* Aim of the exercise: Look through the material below for "villor". Copy every line that contains it.
** Begin Provided material **
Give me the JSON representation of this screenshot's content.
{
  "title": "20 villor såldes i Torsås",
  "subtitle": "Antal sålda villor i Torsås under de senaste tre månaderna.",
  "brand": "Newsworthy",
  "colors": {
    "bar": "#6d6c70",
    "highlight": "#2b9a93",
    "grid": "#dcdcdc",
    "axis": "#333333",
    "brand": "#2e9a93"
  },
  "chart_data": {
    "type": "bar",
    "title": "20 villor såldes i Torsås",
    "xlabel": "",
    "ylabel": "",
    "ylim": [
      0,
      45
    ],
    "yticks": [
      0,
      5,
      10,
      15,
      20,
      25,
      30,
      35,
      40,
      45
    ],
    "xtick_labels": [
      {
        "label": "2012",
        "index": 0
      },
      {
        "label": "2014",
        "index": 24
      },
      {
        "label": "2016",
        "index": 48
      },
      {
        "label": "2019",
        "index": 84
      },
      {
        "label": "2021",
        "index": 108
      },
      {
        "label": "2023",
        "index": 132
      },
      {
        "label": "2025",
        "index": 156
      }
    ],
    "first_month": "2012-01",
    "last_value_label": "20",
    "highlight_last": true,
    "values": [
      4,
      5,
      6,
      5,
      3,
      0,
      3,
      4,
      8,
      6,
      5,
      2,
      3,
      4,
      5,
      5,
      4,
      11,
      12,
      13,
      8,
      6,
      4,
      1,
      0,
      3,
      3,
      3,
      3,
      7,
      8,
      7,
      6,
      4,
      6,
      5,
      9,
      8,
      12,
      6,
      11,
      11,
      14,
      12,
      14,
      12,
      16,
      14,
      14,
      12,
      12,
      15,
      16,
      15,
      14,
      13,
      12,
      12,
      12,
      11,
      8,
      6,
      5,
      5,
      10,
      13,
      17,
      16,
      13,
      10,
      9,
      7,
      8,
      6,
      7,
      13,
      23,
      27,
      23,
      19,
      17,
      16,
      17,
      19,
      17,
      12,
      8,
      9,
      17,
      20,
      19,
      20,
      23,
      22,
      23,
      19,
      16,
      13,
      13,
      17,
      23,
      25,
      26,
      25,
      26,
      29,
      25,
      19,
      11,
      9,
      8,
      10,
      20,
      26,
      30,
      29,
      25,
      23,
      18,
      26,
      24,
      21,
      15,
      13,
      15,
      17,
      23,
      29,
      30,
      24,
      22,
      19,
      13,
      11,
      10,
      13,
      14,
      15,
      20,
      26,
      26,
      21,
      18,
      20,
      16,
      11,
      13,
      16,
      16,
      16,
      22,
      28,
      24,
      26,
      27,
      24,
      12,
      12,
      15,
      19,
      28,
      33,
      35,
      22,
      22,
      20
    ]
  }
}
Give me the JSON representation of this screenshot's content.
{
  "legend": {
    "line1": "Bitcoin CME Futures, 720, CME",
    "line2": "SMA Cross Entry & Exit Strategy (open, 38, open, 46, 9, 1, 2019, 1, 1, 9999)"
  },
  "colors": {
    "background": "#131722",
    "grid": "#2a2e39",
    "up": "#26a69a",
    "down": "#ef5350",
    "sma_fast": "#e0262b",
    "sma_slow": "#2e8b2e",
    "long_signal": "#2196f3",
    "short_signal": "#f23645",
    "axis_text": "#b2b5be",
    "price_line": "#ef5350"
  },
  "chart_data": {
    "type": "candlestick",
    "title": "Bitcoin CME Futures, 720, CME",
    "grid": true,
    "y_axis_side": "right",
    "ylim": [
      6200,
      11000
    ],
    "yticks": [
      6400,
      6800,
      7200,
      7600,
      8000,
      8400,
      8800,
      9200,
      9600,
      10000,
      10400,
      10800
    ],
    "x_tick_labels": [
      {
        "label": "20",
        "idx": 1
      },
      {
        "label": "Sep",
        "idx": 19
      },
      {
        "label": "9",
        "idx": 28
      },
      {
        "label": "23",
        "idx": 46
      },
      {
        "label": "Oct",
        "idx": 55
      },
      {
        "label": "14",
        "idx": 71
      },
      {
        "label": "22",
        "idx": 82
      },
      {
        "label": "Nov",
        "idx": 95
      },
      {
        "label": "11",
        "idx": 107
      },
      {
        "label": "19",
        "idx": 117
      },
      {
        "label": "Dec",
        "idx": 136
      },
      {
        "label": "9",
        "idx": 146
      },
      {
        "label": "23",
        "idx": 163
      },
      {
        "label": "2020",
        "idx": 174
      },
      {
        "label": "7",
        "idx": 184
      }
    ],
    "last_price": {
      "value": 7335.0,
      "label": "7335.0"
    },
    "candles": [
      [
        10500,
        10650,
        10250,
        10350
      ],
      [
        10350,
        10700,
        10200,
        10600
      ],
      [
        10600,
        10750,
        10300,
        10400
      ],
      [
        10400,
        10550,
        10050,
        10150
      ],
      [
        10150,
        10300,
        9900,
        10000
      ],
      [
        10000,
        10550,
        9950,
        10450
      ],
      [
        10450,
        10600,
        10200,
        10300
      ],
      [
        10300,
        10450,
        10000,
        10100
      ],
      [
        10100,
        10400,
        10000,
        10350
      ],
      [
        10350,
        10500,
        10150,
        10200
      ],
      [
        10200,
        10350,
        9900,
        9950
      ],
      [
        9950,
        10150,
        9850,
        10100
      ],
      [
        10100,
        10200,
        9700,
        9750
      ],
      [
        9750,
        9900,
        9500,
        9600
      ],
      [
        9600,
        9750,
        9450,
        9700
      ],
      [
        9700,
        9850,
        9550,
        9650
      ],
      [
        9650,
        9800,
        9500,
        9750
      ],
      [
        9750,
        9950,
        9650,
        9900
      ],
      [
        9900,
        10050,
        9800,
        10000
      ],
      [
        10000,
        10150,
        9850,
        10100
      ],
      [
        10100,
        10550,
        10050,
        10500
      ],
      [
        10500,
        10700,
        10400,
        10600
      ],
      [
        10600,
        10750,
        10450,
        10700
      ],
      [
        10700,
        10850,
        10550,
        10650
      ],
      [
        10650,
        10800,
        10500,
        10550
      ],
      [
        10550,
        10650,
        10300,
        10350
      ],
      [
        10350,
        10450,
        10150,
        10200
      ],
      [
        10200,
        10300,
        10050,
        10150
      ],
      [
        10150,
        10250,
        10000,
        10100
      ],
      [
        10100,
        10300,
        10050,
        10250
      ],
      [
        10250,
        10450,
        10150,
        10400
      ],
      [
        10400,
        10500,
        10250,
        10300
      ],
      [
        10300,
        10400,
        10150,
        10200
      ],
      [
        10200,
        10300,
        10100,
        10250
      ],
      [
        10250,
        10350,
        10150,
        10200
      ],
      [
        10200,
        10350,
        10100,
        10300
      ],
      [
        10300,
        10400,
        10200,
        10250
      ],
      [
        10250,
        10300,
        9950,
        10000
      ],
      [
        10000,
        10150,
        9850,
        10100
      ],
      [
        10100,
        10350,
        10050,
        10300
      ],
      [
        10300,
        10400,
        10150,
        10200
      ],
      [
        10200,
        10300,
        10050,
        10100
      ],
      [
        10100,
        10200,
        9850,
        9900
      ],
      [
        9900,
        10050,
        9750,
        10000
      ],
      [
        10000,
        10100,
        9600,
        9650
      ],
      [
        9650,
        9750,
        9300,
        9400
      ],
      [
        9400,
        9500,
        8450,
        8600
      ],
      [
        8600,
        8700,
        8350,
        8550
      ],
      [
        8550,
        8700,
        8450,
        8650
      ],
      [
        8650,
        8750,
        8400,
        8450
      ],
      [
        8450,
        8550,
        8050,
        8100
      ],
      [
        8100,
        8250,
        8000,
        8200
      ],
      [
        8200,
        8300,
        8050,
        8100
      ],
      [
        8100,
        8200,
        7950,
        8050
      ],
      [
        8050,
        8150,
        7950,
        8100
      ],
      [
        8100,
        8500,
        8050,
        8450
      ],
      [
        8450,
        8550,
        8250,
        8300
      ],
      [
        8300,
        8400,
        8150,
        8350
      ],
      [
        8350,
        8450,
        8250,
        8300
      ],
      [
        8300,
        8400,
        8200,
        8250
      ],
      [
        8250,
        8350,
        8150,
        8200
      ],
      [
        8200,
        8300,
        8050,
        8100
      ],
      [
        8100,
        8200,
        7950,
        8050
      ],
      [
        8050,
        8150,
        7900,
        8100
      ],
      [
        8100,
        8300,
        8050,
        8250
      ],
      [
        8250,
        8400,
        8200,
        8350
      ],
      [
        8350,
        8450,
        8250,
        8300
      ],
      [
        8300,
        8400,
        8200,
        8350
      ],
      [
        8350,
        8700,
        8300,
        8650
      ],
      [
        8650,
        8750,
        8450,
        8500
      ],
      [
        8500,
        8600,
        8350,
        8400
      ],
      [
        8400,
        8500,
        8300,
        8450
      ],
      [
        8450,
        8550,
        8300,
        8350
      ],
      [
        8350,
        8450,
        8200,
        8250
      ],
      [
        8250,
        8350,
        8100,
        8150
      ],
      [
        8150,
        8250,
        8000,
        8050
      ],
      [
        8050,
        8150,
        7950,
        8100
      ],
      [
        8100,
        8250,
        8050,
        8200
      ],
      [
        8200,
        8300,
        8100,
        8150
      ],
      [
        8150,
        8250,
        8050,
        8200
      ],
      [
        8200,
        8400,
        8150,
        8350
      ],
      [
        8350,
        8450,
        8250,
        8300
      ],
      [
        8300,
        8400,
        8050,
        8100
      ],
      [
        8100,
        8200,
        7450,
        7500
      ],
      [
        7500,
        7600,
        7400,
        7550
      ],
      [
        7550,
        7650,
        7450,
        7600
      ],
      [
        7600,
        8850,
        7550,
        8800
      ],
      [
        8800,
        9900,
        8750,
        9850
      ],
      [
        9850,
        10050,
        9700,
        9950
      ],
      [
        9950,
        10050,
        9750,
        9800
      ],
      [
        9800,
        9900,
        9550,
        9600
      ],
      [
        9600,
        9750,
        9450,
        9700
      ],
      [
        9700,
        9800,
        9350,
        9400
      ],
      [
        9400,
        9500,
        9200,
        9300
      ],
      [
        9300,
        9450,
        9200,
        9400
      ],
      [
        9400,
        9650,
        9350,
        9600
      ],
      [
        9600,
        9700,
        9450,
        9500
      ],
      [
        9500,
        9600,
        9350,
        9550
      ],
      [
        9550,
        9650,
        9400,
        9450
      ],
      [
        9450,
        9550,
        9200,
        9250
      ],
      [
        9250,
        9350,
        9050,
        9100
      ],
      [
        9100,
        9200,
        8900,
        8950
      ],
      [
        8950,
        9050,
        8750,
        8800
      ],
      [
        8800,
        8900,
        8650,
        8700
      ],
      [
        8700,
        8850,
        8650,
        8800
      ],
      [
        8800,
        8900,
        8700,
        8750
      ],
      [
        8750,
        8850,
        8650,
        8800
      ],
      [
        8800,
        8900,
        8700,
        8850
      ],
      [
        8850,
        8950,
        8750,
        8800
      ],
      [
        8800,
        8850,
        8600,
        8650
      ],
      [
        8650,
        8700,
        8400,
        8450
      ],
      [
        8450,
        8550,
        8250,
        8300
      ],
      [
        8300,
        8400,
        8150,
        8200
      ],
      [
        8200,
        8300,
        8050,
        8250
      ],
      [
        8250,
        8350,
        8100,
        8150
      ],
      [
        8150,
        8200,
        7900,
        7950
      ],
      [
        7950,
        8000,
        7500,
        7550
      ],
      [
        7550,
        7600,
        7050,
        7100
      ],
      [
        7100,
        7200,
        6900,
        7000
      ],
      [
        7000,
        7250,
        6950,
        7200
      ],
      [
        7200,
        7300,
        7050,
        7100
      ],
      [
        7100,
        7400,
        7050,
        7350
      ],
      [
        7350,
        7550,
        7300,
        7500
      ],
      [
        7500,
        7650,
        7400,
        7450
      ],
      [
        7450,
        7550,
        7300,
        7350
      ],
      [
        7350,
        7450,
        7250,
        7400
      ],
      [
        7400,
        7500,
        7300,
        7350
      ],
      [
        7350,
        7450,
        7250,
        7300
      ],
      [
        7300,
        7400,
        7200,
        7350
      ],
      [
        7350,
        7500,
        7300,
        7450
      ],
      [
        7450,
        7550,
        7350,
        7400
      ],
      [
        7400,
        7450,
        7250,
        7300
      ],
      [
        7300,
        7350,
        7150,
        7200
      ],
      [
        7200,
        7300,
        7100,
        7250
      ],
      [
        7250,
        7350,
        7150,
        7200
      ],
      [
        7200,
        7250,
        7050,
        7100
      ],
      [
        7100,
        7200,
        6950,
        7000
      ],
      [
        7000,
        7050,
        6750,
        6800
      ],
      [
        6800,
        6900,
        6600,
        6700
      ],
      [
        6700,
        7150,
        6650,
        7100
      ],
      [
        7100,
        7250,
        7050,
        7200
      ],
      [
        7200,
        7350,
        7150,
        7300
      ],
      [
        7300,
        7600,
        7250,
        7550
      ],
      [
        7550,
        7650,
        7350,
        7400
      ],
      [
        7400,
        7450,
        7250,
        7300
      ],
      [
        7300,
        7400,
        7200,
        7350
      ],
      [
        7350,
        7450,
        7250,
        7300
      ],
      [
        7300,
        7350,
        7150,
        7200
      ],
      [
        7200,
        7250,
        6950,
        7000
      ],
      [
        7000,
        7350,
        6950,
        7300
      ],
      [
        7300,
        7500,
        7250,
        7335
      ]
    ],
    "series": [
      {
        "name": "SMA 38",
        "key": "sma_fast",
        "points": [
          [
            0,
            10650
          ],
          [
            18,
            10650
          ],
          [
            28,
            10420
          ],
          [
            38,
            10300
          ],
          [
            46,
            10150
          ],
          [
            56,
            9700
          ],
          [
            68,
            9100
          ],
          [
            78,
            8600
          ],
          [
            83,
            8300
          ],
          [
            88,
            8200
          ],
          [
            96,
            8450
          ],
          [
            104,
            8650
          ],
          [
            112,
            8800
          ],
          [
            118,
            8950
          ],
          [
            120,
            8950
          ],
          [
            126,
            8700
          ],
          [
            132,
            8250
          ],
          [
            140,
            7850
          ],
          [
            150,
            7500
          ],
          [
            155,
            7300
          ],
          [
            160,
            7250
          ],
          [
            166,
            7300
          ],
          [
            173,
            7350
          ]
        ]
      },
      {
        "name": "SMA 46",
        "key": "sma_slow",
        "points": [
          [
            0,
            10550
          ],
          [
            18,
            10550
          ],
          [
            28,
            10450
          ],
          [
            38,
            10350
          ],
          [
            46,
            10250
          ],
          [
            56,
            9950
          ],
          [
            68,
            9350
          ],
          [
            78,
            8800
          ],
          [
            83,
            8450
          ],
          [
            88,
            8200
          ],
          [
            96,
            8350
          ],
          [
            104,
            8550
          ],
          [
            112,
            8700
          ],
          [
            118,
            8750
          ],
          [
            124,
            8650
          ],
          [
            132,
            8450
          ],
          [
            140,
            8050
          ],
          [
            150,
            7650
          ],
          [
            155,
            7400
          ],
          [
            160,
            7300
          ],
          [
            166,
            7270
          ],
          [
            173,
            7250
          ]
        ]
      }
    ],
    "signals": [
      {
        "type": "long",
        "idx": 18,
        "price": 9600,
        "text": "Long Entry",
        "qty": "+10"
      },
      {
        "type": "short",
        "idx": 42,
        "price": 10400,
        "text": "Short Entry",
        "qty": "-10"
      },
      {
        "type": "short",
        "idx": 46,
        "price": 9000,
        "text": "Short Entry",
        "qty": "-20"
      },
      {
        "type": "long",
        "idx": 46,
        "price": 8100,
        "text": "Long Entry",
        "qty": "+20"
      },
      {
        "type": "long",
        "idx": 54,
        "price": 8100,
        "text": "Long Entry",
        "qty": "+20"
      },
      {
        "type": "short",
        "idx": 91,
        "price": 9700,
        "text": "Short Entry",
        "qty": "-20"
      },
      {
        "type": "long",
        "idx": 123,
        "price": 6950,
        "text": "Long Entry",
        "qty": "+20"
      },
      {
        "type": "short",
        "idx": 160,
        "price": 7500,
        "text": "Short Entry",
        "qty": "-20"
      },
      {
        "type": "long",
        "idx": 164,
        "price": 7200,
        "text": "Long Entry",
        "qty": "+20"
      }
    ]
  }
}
** End Provided material **
* Answer to the task:
  "title": "20 villor såldes i Torsås",
  "subtitle": "Antal sålda villor i Torsås under de senaste tre månaderna.",
    "title": "20 villor såldes i Torsås",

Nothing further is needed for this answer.